(Data records)
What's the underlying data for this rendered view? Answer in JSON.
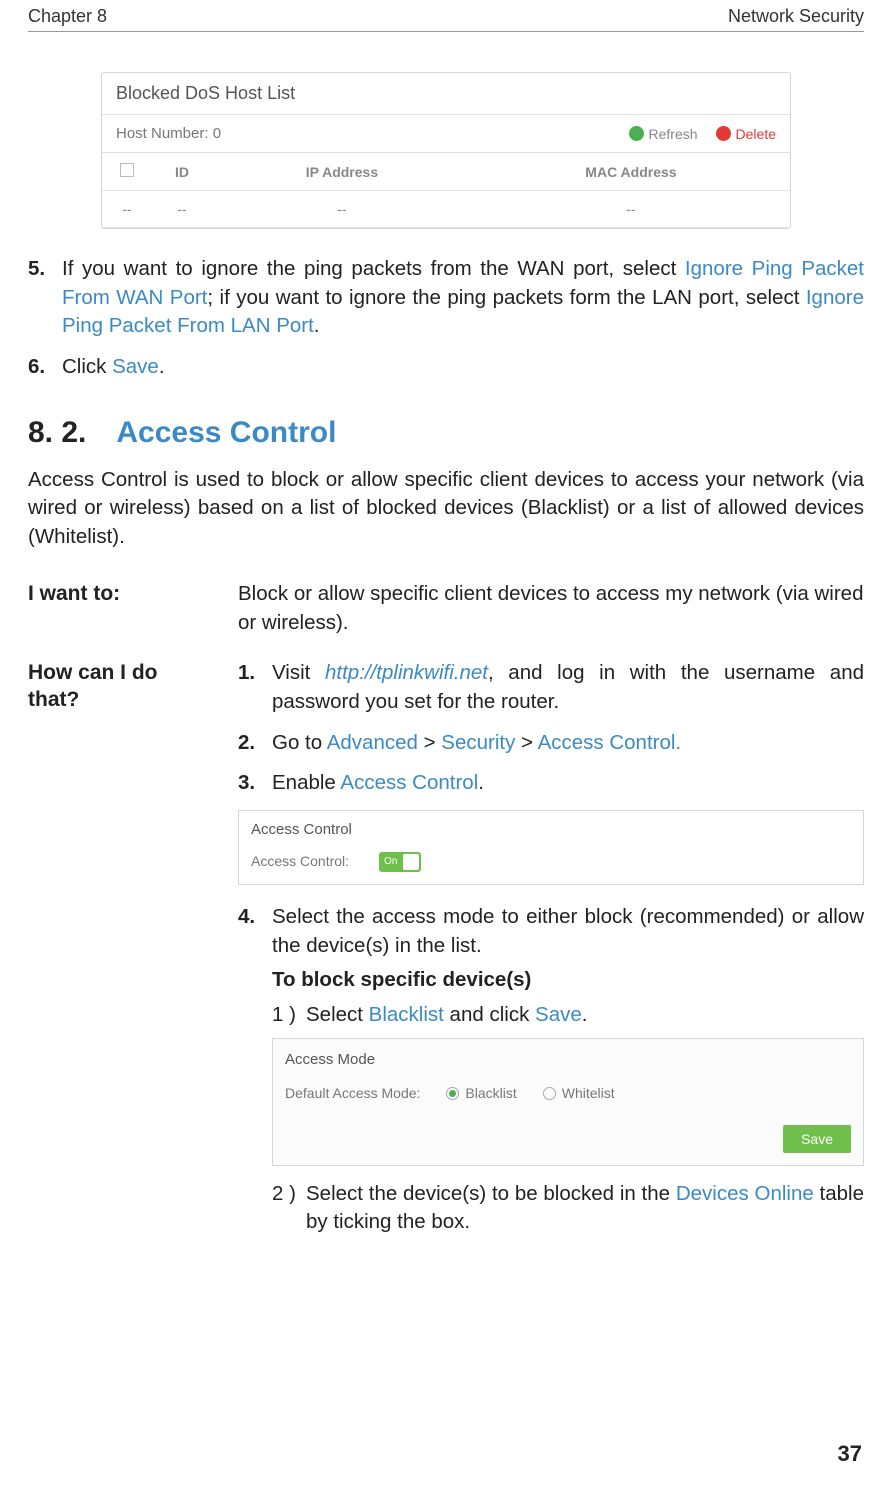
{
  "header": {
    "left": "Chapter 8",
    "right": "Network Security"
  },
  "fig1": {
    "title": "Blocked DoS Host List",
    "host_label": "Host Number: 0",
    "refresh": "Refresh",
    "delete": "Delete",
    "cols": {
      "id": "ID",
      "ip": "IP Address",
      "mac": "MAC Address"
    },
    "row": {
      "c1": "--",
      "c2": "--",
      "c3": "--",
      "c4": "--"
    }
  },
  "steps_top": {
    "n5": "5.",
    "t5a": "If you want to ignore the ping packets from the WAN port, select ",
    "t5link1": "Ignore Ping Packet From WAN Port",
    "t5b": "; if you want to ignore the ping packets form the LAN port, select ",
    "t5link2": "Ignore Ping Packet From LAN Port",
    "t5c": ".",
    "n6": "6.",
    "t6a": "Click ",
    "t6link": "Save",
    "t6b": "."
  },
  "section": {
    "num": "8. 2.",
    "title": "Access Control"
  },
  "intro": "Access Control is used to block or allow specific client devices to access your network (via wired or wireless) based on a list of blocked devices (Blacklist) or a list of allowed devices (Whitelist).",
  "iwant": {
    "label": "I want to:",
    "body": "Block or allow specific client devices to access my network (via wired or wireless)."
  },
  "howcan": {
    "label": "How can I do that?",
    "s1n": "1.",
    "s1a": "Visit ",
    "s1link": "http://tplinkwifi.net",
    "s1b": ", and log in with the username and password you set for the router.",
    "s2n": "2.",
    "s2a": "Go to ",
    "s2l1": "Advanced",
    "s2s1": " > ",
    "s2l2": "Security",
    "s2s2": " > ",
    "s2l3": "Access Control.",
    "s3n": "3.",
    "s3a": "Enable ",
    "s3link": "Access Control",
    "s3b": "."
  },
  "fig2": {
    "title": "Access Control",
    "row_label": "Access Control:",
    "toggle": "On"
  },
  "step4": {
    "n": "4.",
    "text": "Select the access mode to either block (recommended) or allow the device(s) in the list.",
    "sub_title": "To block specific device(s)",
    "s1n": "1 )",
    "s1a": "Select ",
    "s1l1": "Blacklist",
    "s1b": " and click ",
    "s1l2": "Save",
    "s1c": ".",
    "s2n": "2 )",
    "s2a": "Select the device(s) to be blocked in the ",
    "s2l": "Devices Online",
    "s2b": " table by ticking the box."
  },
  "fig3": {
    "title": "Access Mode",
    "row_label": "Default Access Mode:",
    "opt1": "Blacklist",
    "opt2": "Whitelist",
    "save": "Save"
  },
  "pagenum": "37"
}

--

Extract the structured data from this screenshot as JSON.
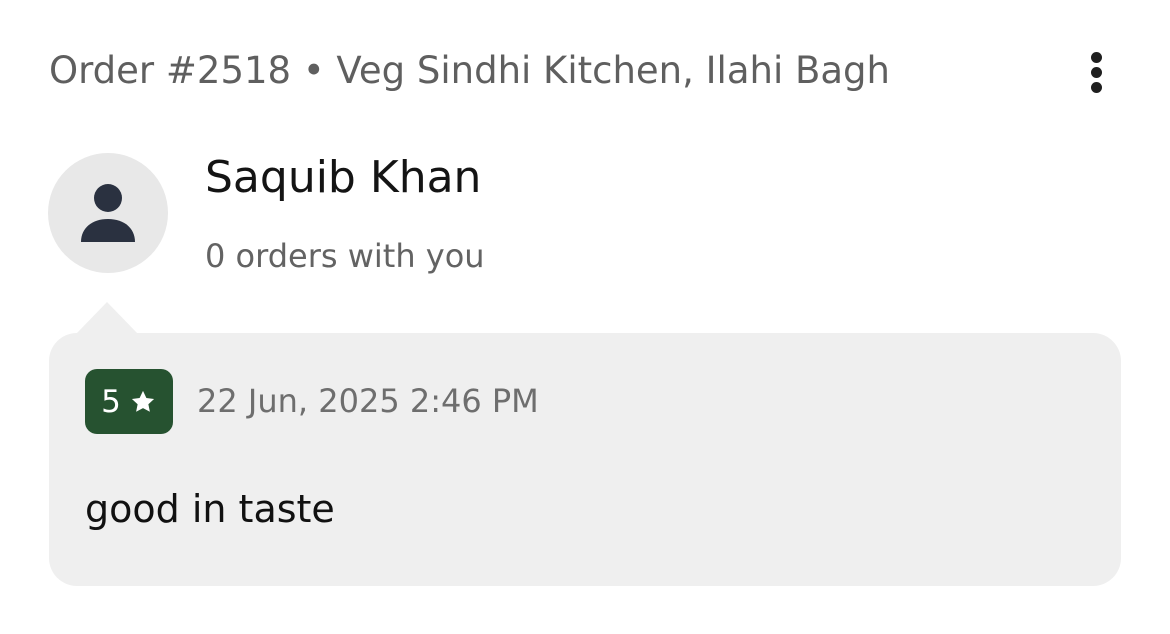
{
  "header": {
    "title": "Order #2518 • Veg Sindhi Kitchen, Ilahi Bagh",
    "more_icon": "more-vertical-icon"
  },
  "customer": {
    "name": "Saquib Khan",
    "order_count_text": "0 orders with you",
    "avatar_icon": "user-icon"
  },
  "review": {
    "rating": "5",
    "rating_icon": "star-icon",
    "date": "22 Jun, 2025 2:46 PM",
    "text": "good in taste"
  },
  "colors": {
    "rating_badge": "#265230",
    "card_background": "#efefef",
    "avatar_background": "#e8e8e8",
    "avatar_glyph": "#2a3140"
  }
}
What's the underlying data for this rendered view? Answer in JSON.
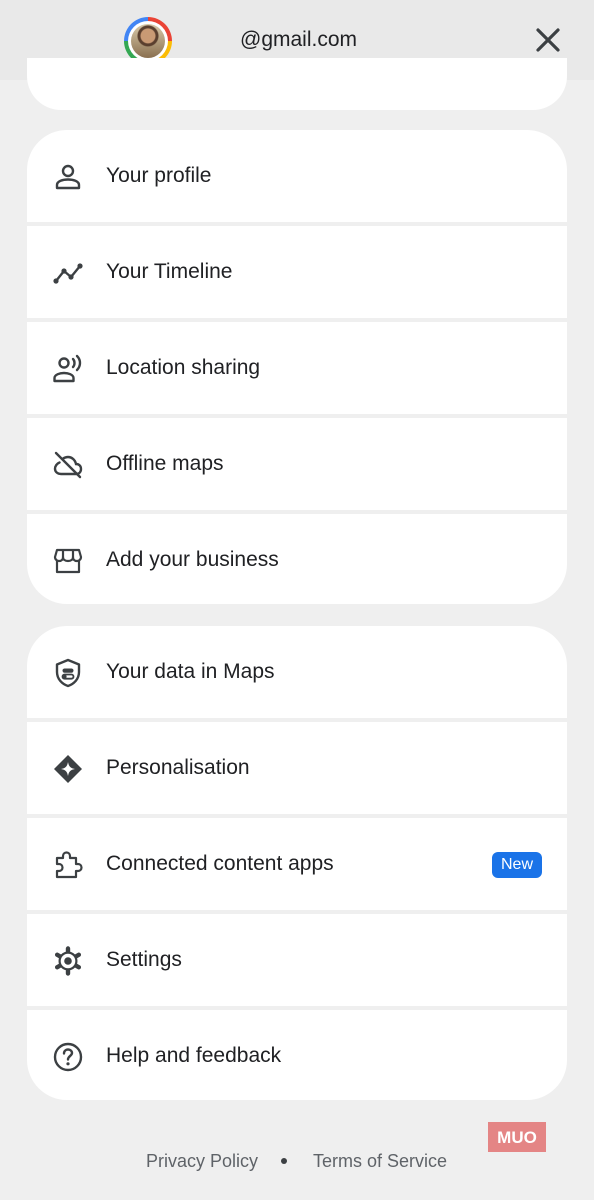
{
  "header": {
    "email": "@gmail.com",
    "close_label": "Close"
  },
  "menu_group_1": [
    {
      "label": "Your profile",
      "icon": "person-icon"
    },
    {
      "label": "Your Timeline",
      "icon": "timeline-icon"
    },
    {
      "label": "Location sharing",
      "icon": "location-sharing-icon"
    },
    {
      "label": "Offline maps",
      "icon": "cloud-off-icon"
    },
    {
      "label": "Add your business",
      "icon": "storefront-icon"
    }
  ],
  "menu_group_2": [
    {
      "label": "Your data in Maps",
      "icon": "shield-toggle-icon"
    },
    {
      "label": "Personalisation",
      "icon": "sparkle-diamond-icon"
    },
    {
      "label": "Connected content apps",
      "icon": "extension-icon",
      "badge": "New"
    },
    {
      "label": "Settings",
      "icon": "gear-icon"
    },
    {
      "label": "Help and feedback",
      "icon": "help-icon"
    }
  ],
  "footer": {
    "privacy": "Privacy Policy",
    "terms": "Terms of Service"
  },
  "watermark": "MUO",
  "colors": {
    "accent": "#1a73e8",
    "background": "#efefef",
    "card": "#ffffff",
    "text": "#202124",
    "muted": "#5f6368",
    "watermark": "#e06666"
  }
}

** To be done **
Isolate the lines above that contain the word "specific" and copy them.

** Exercise answer **
  "intro": "Access Control is used to block or allow specific client devices to access your network (via wired or wireless) based on a list of blocked devices (Blacklist) or a list of allowed devices (Whitelist).",
    "body": "Block or allow specific client devices to access my network (via wired or wireless)."
    "sub_title": "To block specific device(s)",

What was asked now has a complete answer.